Set task | Quote, word for word, the lines of the material below that run from the line with "intersection-G8: 197 [164, 286, 188, 310]" to the line with "intersection-S9: 162 [432, 261, 456, 285]", including both of those lines.

Coordinate annotation records:
>> Begin
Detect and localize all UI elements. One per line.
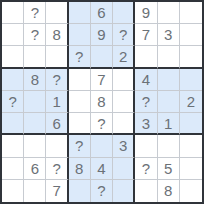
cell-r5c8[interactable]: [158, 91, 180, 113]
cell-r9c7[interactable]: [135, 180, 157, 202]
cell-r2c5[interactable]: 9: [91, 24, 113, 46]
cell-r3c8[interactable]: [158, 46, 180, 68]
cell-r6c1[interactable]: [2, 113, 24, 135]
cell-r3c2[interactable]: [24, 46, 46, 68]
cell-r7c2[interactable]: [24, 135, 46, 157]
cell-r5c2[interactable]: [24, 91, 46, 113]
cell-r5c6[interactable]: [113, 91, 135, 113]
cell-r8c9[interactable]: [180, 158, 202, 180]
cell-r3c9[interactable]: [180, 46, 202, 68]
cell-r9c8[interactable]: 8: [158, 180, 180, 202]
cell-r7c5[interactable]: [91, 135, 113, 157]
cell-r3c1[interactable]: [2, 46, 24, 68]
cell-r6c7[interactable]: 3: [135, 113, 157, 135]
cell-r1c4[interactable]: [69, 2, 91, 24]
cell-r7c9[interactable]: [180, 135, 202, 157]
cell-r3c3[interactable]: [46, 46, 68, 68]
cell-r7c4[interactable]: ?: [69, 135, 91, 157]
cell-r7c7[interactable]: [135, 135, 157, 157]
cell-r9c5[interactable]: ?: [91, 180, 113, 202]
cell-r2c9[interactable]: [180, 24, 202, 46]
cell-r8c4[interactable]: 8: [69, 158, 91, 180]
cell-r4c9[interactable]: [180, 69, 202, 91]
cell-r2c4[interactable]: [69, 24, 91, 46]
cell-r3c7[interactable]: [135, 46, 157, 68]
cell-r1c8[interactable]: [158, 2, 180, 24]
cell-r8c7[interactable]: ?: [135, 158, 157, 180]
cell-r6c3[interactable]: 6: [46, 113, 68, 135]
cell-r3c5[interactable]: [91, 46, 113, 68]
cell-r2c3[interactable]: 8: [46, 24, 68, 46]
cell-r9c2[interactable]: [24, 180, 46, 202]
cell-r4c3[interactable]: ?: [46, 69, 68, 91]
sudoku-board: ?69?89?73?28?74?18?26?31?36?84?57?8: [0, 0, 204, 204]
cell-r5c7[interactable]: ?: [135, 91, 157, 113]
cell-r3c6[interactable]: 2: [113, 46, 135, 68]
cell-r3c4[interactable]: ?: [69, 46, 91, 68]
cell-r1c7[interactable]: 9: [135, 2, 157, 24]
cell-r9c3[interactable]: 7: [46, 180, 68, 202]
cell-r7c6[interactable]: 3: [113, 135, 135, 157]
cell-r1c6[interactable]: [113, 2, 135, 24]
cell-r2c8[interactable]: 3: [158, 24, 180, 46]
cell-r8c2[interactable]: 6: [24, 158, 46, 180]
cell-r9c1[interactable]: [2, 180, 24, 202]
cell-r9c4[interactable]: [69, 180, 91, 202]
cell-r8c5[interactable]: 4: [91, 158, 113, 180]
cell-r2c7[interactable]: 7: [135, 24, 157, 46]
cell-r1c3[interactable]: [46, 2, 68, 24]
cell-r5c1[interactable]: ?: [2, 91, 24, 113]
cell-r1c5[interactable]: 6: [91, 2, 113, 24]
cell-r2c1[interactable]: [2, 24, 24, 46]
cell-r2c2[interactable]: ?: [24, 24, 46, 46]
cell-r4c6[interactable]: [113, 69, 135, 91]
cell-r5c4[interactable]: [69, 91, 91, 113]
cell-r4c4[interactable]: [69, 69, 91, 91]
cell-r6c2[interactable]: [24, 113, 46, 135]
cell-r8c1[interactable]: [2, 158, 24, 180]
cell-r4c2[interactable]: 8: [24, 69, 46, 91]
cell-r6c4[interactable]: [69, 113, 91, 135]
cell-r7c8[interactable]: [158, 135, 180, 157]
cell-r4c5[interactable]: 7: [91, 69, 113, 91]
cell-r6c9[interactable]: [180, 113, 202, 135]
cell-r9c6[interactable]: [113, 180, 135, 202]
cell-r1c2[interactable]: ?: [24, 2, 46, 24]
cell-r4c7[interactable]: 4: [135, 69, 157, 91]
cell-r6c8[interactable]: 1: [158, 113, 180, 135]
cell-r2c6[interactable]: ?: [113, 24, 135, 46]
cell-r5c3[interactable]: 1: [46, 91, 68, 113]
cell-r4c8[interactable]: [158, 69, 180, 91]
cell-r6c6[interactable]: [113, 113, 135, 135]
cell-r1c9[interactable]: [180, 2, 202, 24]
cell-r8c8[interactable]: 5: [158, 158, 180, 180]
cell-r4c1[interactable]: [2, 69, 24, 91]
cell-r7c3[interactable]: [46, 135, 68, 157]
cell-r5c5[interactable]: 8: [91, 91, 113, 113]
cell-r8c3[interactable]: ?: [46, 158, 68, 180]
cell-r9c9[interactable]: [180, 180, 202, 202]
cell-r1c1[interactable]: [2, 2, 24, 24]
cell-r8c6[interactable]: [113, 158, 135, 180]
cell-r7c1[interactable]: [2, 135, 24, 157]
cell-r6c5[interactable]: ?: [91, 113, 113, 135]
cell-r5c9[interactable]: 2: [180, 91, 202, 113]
>> End
>> Begin
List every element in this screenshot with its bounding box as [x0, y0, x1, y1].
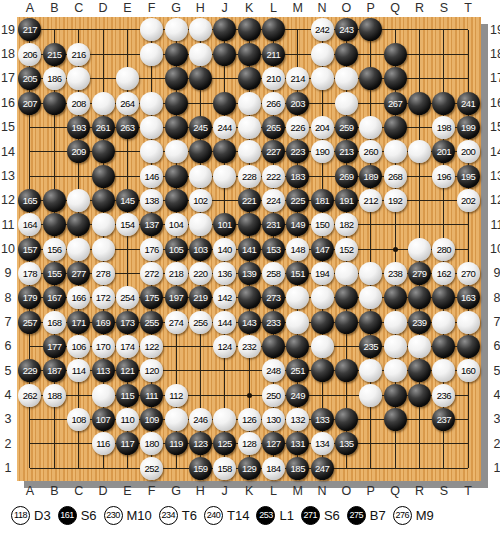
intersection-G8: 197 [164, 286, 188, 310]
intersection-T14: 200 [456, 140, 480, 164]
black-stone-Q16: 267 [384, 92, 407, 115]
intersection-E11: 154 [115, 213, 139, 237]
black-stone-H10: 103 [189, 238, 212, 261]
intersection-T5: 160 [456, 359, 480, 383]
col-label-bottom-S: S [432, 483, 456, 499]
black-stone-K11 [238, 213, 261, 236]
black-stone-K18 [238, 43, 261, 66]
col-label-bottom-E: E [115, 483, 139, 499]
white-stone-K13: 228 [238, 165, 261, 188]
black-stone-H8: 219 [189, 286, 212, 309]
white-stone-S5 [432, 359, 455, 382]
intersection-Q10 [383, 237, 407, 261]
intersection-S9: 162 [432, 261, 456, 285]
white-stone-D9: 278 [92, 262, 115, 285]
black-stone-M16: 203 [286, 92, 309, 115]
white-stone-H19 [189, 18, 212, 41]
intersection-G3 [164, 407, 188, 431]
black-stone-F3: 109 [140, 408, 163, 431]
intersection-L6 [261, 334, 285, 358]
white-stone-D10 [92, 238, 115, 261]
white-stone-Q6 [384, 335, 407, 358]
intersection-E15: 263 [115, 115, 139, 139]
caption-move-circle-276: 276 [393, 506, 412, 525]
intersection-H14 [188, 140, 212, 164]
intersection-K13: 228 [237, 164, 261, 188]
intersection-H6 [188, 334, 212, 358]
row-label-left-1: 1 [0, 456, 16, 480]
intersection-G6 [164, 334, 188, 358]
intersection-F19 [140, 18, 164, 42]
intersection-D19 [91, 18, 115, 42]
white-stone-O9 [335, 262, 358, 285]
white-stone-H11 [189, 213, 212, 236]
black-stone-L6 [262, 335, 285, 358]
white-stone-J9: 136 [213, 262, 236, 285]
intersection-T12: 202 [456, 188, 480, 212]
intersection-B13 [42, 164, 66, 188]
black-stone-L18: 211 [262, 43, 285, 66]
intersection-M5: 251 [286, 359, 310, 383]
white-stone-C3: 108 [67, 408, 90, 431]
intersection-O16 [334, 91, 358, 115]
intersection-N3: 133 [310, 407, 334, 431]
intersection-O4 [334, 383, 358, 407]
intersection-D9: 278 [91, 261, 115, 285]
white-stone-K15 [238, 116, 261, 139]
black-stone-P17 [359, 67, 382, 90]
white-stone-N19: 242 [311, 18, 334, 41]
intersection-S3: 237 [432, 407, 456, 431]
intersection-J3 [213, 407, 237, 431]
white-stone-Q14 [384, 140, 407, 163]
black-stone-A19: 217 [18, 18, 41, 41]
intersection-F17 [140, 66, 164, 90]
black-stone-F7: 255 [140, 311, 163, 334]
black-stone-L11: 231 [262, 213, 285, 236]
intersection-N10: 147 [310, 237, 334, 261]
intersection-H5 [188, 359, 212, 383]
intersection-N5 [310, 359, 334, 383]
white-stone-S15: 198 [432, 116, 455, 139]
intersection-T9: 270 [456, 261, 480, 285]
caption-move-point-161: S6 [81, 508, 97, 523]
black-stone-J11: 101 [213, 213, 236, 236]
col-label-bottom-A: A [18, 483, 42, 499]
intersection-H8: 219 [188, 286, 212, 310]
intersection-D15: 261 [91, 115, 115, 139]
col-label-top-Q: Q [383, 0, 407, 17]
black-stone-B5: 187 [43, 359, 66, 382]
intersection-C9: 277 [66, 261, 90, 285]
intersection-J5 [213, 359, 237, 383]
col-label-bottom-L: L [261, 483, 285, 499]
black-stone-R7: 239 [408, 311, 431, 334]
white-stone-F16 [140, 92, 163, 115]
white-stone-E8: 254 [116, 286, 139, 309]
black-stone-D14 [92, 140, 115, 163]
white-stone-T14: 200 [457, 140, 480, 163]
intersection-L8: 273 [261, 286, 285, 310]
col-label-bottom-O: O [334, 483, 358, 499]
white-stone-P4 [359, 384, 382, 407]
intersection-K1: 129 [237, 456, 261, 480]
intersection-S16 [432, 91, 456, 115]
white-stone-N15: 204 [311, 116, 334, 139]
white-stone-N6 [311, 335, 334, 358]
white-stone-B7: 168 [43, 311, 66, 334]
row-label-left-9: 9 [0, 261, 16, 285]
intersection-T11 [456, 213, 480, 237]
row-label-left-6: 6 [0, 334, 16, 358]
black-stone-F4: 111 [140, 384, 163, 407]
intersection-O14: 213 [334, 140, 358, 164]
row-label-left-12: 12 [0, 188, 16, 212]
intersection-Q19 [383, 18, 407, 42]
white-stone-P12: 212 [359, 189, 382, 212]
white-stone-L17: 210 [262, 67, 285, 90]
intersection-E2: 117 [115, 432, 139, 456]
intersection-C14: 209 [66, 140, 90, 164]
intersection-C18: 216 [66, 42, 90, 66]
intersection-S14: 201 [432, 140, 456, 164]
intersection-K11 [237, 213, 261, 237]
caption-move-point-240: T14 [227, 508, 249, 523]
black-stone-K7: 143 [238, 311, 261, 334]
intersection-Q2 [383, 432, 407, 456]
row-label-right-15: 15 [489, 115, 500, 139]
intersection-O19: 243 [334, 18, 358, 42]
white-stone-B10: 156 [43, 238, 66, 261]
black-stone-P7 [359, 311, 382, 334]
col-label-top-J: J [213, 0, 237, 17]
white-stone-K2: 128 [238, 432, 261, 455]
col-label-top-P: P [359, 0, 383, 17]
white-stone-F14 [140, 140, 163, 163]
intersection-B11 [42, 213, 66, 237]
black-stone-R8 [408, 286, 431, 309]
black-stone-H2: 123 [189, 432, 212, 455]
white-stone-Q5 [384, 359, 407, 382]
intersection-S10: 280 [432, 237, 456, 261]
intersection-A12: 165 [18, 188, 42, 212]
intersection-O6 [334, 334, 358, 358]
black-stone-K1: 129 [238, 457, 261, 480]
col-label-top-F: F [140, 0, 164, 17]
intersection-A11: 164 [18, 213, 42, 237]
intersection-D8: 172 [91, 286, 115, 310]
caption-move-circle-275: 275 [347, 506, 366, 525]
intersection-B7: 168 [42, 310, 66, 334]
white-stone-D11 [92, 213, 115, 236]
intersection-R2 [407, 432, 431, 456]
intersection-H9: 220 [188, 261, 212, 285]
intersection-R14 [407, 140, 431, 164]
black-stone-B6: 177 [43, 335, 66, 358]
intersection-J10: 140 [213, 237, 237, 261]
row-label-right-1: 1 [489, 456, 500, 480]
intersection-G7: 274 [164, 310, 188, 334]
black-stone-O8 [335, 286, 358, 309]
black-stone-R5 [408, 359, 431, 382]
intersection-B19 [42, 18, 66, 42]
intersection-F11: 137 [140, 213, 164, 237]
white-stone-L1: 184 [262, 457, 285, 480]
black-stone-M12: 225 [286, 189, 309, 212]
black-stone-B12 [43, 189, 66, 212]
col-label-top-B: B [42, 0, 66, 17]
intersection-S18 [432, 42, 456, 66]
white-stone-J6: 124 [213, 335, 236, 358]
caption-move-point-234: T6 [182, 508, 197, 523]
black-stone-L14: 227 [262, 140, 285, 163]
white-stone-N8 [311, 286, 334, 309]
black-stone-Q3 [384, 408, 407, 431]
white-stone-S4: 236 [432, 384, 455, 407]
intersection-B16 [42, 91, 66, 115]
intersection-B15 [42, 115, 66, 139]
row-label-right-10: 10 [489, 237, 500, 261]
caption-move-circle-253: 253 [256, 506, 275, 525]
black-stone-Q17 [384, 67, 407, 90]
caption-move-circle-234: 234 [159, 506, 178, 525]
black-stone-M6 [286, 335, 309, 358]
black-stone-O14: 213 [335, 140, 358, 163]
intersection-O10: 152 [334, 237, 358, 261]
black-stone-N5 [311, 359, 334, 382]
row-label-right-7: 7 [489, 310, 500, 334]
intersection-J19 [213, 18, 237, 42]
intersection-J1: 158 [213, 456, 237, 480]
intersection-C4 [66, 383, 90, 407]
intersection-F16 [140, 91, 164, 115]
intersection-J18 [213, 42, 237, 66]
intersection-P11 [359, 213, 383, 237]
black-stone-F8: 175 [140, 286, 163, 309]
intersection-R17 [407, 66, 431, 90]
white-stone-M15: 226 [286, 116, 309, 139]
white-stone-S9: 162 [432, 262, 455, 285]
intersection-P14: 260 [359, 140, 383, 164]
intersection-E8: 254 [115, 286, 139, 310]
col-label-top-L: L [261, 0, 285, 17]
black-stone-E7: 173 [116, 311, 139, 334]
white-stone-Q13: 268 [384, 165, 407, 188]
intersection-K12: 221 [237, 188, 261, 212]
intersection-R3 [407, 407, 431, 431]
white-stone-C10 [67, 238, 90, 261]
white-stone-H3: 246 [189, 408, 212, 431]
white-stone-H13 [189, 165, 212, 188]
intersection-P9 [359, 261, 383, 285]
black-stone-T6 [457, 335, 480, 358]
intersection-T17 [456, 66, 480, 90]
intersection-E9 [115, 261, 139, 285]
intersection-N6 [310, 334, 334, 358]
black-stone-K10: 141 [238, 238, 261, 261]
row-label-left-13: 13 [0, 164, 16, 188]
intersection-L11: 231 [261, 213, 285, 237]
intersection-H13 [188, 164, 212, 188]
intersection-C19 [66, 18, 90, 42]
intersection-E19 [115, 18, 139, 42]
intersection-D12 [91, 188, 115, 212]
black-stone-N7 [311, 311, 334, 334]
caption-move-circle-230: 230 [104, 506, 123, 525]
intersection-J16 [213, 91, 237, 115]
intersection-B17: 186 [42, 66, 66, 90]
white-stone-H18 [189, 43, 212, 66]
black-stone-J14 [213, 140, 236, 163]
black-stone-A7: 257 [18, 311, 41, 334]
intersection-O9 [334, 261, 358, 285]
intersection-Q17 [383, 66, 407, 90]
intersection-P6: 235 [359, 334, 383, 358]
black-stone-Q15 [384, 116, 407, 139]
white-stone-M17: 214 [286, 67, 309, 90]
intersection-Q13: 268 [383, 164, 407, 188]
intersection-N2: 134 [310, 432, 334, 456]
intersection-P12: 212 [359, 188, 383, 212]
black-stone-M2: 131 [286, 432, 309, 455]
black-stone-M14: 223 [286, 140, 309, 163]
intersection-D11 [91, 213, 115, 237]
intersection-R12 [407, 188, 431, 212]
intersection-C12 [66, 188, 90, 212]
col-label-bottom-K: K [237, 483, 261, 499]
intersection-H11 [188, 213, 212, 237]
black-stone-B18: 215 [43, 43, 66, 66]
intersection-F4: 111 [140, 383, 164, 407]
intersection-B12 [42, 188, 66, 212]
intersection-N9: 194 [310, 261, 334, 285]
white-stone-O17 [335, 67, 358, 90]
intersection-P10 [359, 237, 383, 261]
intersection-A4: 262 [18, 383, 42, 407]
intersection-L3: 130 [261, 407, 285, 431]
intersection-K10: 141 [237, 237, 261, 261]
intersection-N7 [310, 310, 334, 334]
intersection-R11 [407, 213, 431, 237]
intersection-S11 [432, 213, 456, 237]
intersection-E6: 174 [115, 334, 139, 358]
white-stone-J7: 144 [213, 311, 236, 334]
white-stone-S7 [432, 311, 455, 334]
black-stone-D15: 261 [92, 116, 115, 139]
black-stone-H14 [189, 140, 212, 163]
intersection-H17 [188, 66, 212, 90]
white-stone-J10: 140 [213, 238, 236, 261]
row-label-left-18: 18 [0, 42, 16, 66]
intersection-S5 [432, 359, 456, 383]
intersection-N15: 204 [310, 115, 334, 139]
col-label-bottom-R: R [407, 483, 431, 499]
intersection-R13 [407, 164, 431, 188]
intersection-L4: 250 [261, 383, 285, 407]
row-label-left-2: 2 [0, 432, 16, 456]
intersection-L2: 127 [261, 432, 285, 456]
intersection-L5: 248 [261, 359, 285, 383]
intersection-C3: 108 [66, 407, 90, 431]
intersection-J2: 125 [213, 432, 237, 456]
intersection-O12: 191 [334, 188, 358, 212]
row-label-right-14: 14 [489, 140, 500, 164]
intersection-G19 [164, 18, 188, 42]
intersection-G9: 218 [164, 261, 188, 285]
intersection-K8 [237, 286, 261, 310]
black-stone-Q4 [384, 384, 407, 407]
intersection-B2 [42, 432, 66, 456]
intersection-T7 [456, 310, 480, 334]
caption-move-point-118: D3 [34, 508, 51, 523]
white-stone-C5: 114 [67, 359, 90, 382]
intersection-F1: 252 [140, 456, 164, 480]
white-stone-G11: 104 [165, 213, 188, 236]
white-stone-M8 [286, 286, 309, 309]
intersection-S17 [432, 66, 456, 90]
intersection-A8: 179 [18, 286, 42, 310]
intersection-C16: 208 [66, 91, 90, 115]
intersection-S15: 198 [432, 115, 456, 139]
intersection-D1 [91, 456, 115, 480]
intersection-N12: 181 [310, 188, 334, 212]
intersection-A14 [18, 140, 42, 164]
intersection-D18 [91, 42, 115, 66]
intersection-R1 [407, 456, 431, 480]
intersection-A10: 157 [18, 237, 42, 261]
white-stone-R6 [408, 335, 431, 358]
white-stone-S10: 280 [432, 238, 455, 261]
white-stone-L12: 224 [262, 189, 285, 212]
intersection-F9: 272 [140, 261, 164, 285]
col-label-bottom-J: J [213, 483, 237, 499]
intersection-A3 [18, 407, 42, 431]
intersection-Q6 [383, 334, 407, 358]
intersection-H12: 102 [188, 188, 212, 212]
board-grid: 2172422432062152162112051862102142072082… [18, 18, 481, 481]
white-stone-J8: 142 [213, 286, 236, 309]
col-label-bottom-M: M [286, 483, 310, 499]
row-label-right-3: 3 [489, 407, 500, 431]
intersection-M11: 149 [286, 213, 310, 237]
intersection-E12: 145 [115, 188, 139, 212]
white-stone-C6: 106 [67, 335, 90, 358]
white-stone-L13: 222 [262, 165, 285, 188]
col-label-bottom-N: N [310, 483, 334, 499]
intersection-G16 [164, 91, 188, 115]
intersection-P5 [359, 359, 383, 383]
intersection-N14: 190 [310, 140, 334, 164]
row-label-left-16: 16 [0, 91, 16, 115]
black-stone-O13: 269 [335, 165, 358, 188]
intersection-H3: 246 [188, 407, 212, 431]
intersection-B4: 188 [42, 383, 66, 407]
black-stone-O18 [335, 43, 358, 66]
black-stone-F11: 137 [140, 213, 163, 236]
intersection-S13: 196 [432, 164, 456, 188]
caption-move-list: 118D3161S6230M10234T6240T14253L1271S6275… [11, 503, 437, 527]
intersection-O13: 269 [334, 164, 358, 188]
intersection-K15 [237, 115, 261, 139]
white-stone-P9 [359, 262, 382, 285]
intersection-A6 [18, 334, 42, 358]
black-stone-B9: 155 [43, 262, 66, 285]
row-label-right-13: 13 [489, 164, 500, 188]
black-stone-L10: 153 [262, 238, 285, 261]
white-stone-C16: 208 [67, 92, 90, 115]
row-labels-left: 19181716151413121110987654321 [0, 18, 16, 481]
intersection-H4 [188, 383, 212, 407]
>> End
>> Begin
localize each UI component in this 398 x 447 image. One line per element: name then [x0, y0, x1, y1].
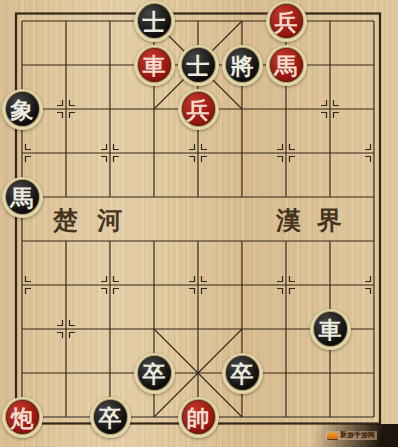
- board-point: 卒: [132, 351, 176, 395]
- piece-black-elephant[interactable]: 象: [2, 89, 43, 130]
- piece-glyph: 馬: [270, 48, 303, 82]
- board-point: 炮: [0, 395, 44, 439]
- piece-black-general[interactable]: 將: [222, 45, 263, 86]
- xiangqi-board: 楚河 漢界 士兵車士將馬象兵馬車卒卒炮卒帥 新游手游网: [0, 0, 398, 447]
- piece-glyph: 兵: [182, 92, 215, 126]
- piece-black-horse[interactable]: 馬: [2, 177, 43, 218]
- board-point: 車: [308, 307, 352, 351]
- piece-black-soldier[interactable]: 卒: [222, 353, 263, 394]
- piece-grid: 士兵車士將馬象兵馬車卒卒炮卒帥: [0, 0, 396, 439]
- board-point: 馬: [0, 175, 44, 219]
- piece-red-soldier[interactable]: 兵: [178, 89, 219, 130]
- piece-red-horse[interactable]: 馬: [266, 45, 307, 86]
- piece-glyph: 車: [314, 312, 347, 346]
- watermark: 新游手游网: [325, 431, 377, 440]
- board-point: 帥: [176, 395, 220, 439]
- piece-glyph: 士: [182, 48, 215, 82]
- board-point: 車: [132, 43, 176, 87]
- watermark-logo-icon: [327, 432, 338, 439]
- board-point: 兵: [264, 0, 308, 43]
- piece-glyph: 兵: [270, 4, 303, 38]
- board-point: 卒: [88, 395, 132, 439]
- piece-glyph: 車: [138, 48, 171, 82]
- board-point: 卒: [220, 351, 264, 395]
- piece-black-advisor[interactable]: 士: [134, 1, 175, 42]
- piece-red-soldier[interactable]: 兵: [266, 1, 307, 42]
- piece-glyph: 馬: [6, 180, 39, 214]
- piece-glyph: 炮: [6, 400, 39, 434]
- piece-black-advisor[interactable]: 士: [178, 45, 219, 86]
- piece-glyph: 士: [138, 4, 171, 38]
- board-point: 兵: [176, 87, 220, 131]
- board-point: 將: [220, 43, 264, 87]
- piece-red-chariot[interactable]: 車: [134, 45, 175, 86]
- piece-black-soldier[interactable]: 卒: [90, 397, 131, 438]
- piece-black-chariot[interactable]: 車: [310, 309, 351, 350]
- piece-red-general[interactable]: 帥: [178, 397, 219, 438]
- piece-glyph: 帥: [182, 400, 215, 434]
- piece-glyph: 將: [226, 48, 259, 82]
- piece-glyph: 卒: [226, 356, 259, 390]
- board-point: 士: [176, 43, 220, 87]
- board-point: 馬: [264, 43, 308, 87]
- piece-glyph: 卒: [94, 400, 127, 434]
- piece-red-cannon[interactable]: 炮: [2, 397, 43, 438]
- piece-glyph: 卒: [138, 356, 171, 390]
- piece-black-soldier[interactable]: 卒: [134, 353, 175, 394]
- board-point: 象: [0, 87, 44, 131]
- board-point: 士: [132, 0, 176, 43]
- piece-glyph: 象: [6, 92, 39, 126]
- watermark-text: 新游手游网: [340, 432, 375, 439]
>> End
Task output |
intersection-G8: 197 [164, 286, 188, 310]
intersection-T14: 200 [456, 140, 480, 164]
black-stone-Q16: 267 [384, 92, 407, 115]
intersection-E11: 154 [115, 213, 139, 237]
black-stone-H10: 103 [189, 238, 212, 261]
intersection-T5: 160 [456, 359, 480, 383]
col-label-bottom-S: S [432, 483, 456, 499]
black-stone-K11 [238, 213, 261, 236]
black-stone-K18 [238, 43, 261, 66]
col-label-bottom-E: E [115, 483, 139, 499]
white-stone-K13: 228 [238, 165, 261, 188]
black-stone-H8: 219 [189, 286, 212, 309]
white-stone-S5 [432, 359, 455, 382]
intersection-Q10 [383, 237, 407, 261]
intersection-S9: 162 [432, 261, 456, 285]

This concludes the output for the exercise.